> [Problem to solve]: Show each line from the listing that includes the word "this".

Dataset records:
□ □ □ □ □

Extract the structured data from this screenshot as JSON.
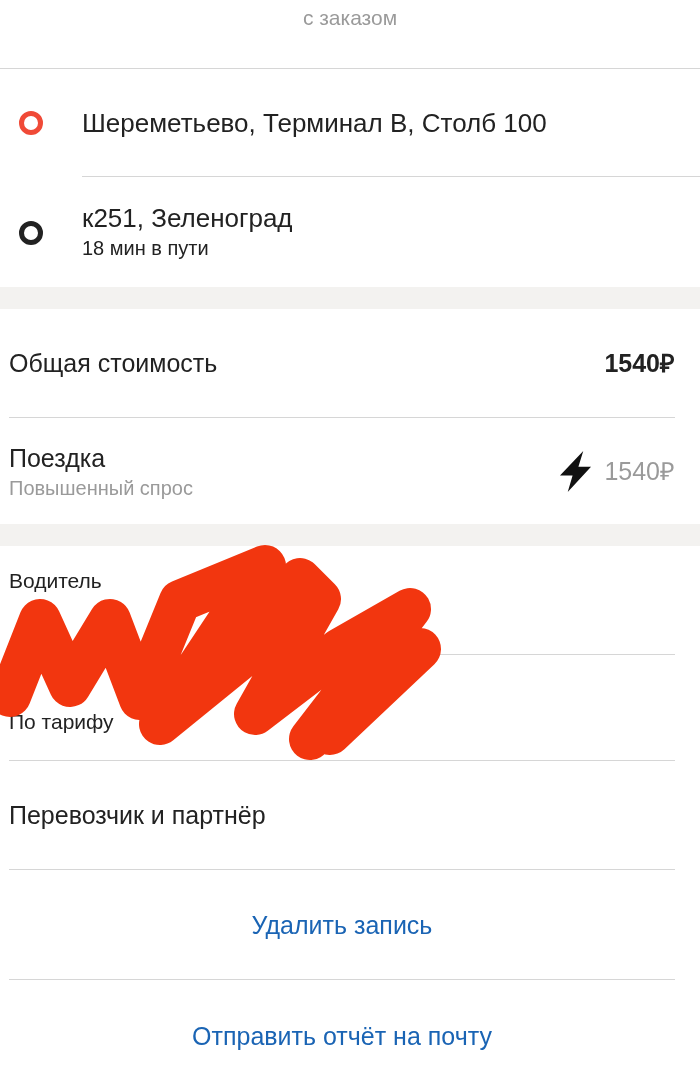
{
  "header": {
    "subtitle": "с заказом"
  },
  "route": {
    "points": [
      {
        "address": "Шереметьево, Терминал В, Столб 100",
        "color": "#f04a37"
      },
      {
        "address": "к251, Зеленоград",
        "eta": "18 мин в пути",
        "color": "#222222"
      }
    ]
  },
  "price": {
    "total": {
      "label": "Общая стоимость",
      "amount": "1540₽"
    },
    "trip": {
      "label": "Поездка",
      "note": "Повышенный спрос",
      "surge": true,
      "amount": "1540₽"
    }
  },
  "driver": {
    "redacted": true,
    "label": "Водитель",
    "tariff": "По тарифу"
  },
  "carrier": {
    "label": "Перевозчик и партнёр"
  },
  "actions": [
    {
      "label": "Удалить запись"
    },
    {
      "label": "Отправить отчёт на почту"
    }
  ]
}
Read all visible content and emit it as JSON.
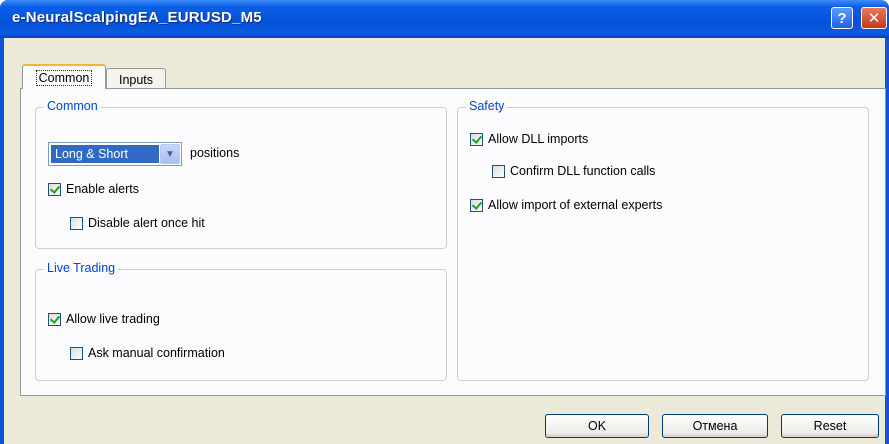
{
  "window": {
    "title": "e-NeuralScalpingEA_EURUSD_M5"
  },
  "titlebar": {
    "help_glyph": "?",
    "close_glyph": "✕"
  },
  "tabs": [
    {
      "label": "Common",
      "active": true
    },
    {
      "label": "Inputs",
      "active": false
    }
  ],
  "common_group": {
    "title": "Common",
    "positions_select": {
      "value": "Long & Short",
      "arrow": "▼"
    },
    "positions_label": "positions",
    "enable_alerts": {
      "label": "Enable alerts",
      "checked": true
    },
    "disable_alert_once_hit": {
      "label": "Disable alert once hit",
      "checked": false
    }
  },
  "live_trading_group": {
    "title": "Live Trading",
    "allow_live_trading": {
      "label": "Allow live trading",
      "checked": true
    },
    "ask_manual_confirmation": {
      "label": "Ask manual confirmation",
      "checked": false
    }
  },
  "safety_group": {
    "title": "Safety",
    "allow_dll_imports": {
      "label": "Allow DLL imports",
      "checked": true
    },
    "confirm_dll_calls": {
      "label": "Confirm DLL function calls",
      "checked": false
    },
    "allow_external_experts": {
      "label": "Allow import of external experts",
      "checked": true
    }
  },
  "buttons": {
    "ok": "OK",
    "cancel": "Отмена",
    "reset": "Reset"
  },
  "colors": {
    "titlebar": "#0550da",
    "group_title": "#0046d5",
    "selection": "#316ac5",
    "check": "#21a121"
  }
}
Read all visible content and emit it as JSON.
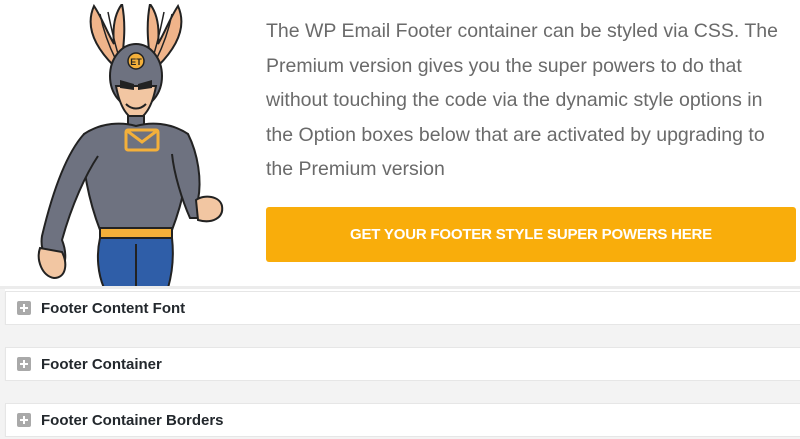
{
  "promo": {
    "description": "The WP Email Footer container can be styled via CSS. The Premium version gives you the super powers to do that without touching the code via the dynamic style options in the Option boxes below that are activated by upgrading to the Premium version",
    "button_label": "GET YOUR FOOTER STYLE SUPER POWERS HERE",
    "button_color": "#f9ad0b",
    "hero_badge_text": "ET"
  },
  "option_boxes": [
    {
      "title": "Footer Content Font",
      "icon": "plus-square-icon"
    },
    {
      "title": "Footer Container",
      "icon": "plus-square-icon"
    },
    {
      "title": "Footer Container Borders",
      "icon": "plus-square-icon"
    }
  ]
}
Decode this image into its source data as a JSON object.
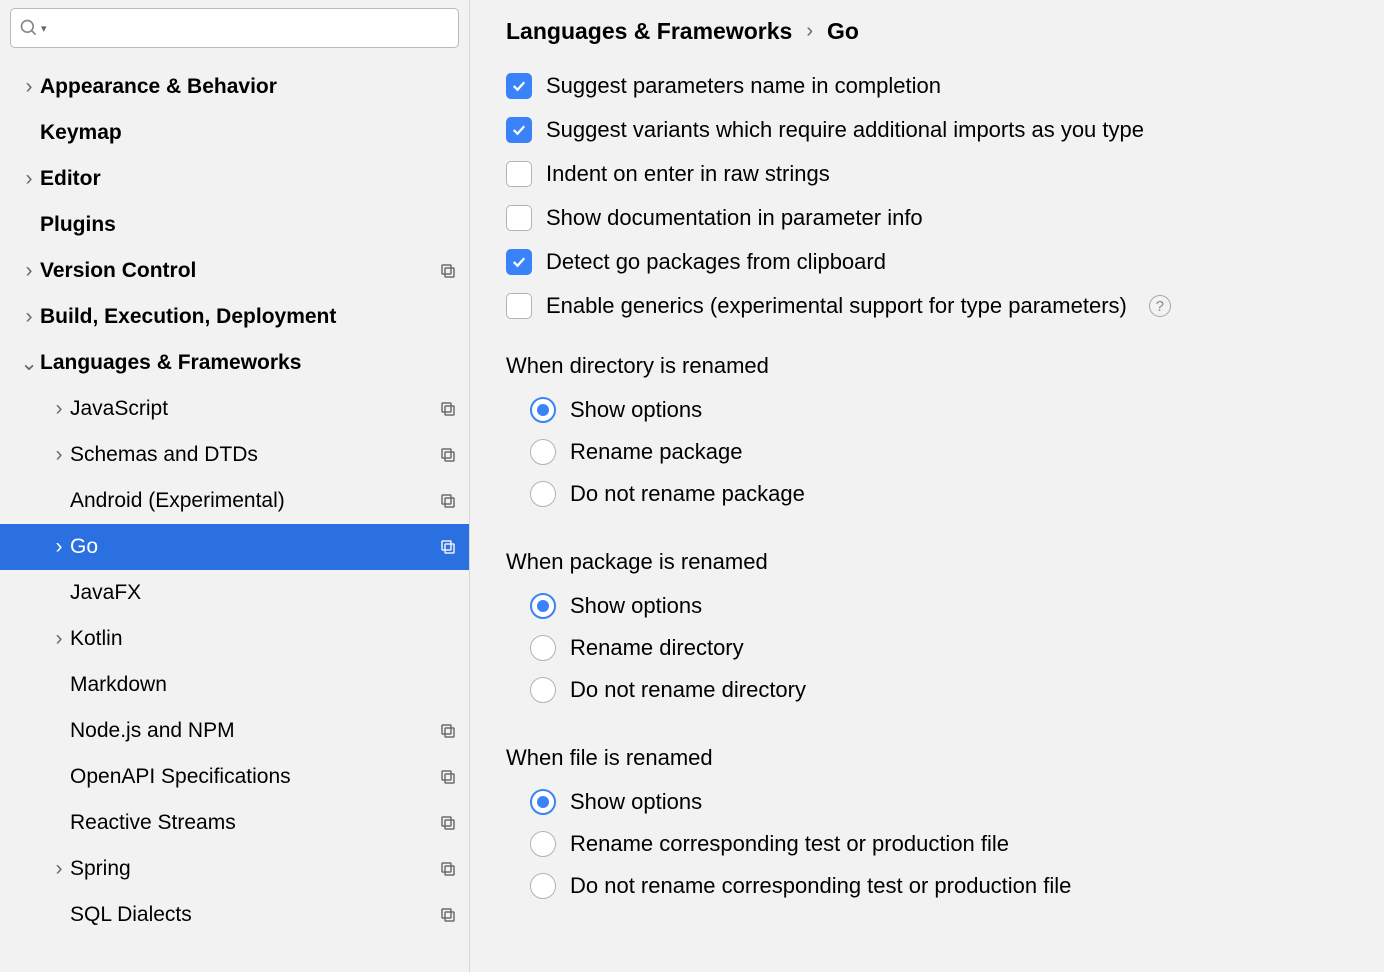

□ □ □ □ □

> [Task result]:
Extract the structured data from this screenshot as JSON.
Decode this image into its source data as a JSON object.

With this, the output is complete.